Given entries

● ● ●

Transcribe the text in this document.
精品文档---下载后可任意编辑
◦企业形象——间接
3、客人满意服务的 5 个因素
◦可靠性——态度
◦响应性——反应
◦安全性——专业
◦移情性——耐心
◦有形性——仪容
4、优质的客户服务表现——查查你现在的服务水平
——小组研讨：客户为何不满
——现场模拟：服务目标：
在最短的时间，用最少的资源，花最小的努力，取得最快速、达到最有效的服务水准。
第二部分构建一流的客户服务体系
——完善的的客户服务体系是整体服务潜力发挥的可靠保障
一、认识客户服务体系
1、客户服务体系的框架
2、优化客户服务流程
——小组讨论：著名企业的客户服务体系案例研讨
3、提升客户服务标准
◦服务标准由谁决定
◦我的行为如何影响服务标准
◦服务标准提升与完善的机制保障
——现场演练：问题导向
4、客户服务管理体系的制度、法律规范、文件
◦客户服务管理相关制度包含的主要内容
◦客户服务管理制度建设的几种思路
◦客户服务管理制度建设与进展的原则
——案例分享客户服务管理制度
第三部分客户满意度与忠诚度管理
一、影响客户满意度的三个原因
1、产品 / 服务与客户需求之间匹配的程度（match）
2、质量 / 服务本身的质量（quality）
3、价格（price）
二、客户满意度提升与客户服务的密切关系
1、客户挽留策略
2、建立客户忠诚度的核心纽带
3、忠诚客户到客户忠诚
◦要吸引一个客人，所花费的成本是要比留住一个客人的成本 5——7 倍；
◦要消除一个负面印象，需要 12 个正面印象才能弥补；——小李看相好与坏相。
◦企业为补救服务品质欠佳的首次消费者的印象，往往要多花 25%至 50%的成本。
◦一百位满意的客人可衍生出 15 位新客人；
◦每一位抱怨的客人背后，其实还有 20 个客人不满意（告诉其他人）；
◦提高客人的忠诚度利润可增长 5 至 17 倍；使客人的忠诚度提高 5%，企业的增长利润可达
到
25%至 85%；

● ● ●

The exercise
Write out every line of the material again, exactly as it reads.

Answer to this task
Transcribe the text in this document.
精品文档---下载后可任意编辑
◦企业形象——间接
3、客人满意服务的 5 个因素
◦可靠性——态度
◦响应性——反应
◦安全性——专业
◦移情性——耐心
◦有形性——仪容
4、优质的客户服务表现——查查你现在的服务水平
——小组研讨：客户为何不满
——现场模拟：服务目标：
在最短的时间，用最少的资源，花最小的努力，取得最快速、达到最有效的服务水准。
第二部分构建一流的客户服务体系
——完善的的客户服务体系是整体服务潜力发挥的可靠保障
一、认识客户服务体系
1、客户服务体系的框架
2、优化客户服务流程
——小组讨论：著名企业的客户服务体系案例研讨
3、提升客户服务标准
◦服务标准由谁决定
◦我的行为如何影响服务标准
◦服务标准提升与完善的机制保障
——现场演练：问题导向
4、客户服务管理体系的制度、法律规范、文件
◦客户服务管理相关制度包含的主要内容
◦客户服务管理制度建设的几种思路
◦客户服务管理制度建设与进展的原则
——案例分享客户服务管理制度
第三部分客户满意度与忠诚度管理
一、影响客户满意度的三个原因
1、产品 / 服务与客户需求之间匹配的程度（match）
2、质量 / 服务本身的质量（quality）
3、价格（price）
二、客户满意度提升与客户服务的密切关系
1、客户挽留策略
2、建立客户忠诚度的核心纽带
3、忠诚客户到客户忠诚
◦要吸引一个客人，所花费的成本是要比留住一个客人的成本 5——7 倍；
◦要消除一个负面印象，需要 12 个正面印象才能弥补；——小李看相好与坏相。
◦企业为补救服务品质欠佳的首次消费者的印象，往往要多花 25%至 50%的成本。
◦一百位满意的客人可衍生出 15 位新客人；
◦每一位抱怨的客人背后，其实还有 20 个客人不满意（告诉其他人）；
◦提高客人的忠诚度利润可增长 5 至 17 倍；使客人的忠诚度提高 5%，企业的增长利润可达
到
25%至 85%；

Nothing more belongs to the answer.